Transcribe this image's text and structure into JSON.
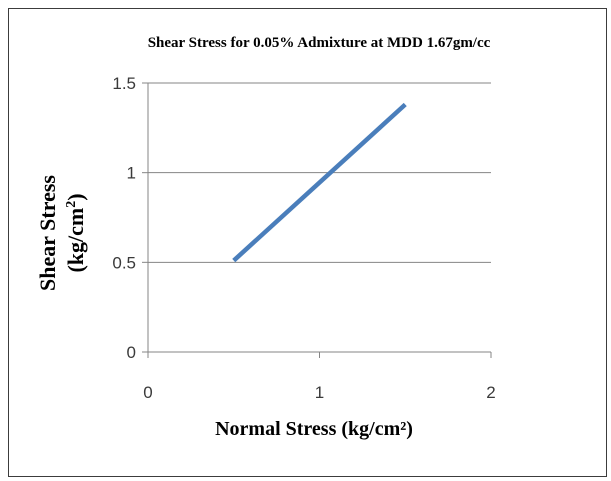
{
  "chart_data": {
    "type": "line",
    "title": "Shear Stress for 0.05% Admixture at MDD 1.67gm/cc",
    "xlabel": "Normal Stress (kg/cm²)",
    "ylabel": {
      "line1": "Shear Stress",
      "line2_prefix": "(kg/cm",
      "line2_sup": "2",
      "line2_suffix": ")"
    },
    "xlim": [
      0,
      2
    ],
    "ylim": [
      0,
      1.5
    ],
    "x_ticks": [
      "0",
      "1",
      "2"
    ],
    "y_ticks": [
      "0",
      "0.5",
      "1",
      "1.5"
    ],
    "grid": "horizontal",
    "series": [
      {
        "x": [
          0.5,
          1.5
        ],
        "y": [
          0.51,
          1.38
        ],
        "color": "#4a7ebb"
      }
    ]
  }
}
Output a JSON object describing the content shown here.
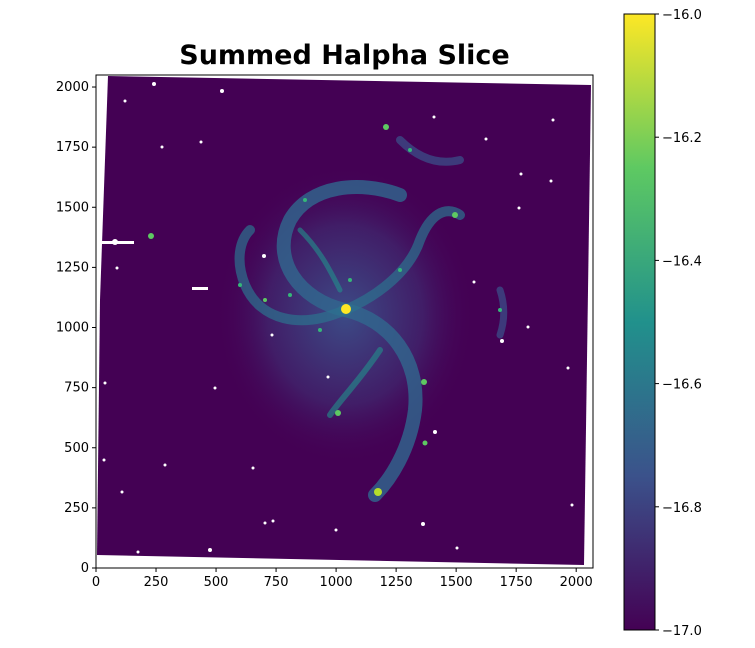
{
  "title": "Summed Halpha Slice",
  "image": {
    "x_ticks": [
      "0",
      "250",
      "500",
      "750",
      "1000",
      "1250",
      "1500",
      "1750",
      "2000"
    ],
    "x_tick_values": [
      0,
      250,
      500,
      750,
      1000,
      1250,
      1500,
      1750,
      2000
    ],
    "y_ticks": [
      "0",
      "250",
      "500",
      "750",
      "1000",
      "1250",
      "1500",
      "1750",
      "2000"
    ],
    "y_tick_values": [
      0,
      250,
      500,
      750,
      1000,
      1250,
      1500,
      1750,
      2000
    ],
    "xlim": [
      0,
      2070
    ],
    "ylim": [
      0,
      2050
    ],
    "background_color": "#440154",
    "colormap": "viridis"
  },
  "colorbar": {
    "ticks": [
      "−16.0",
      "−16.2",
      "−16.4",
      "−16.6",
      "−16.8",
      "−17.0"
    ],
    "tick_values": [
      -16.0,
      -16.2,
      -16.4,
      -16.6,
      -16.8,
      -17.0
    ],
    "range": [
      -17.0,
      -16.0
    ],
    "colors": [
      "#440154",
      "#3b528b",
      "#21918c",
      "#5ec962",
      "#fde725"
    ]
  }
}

## THE PROBLEM
All of the records need repeating exactly, except for the pictures.

## REPLY TO THE TASK
Transcribe this image's text and structure into JSON.
{
  "chart_data": {
    "type": "line",
    "title": "Shear Stress for 0.05% Admixture at MDD 1.67gm/cc",
    "xlabel": "Normal Stress (kg/cm²)",
    "ylabel": {
      "line1": "Shear Stress",
      "line2_prefix": "(kg/cm",
      "line2_sup": "2",
      "line2_suffix": ")"
    },
    "xlim": [
      0,
      2
    ],
    "ylim": [
      0,
      1.5
    ],
    "x_ticks": [
      "0",
      "1",
      "2"
    ],
    "y_ticks": [
      "0",
      "0.5",
      "1",
      "1.5"
    ],
    "grid": "horizontal",
    "series": [
      {
        "x": [
          0.5,
          1.5
        ],
        "y": [
          0.51,
          1.38
        ],
        "color": "#4a7ebb"
      }
    ]
  }
}
Output a JSON object describing the content shown here.
{
  "title": "Summed Halpha Slice",
  "image": {
    "x_ticks": [
      "0",
      "250",
      "500",
      "750",
      "1000",
      "1250",
      "1500",
      "1750",
      "2000"
    ],
    "x_tick_values": [
      0,
      250,
      500,
      750,
      1000,
      1250,
      1500,
      1750,
      2000
    ],
    "y_ticks": [
      "0",
      "250",
      "500",
      "750",
      "1000",
      "1250",
      "1500",
      "1750",
      "2000"
    ],
    "y_tick_values": [
      0,
      250,
      500,
      750,
      1000,
      1250,
      1500,
      1750,
      2000
    ],
    "xlim": [
      0,
      2070
    ],
    "ylim": [
      0,
      2050
    ],
    "background_color": "#440154",
    "colormap": "viridis"
  },
  "colorbar": {
    "ticks": [
      "−16.0",
      "−16.2",
      "−16.4",
      "−16.6",
      "−16.8",
      "−17.0"
    ],
    "tick_values": [
      -16.0,
      -16.2,
      -16.4,
      -16.6,
      -16.8,
      -17.0
    ],
    "range": [
      -17.0,
      -16.0
    ],
    "colors": [
      "#440154",
      "#3b528b",
      "#21918c",
      "#5ec962",
      "#fde725"
    ]
  }
}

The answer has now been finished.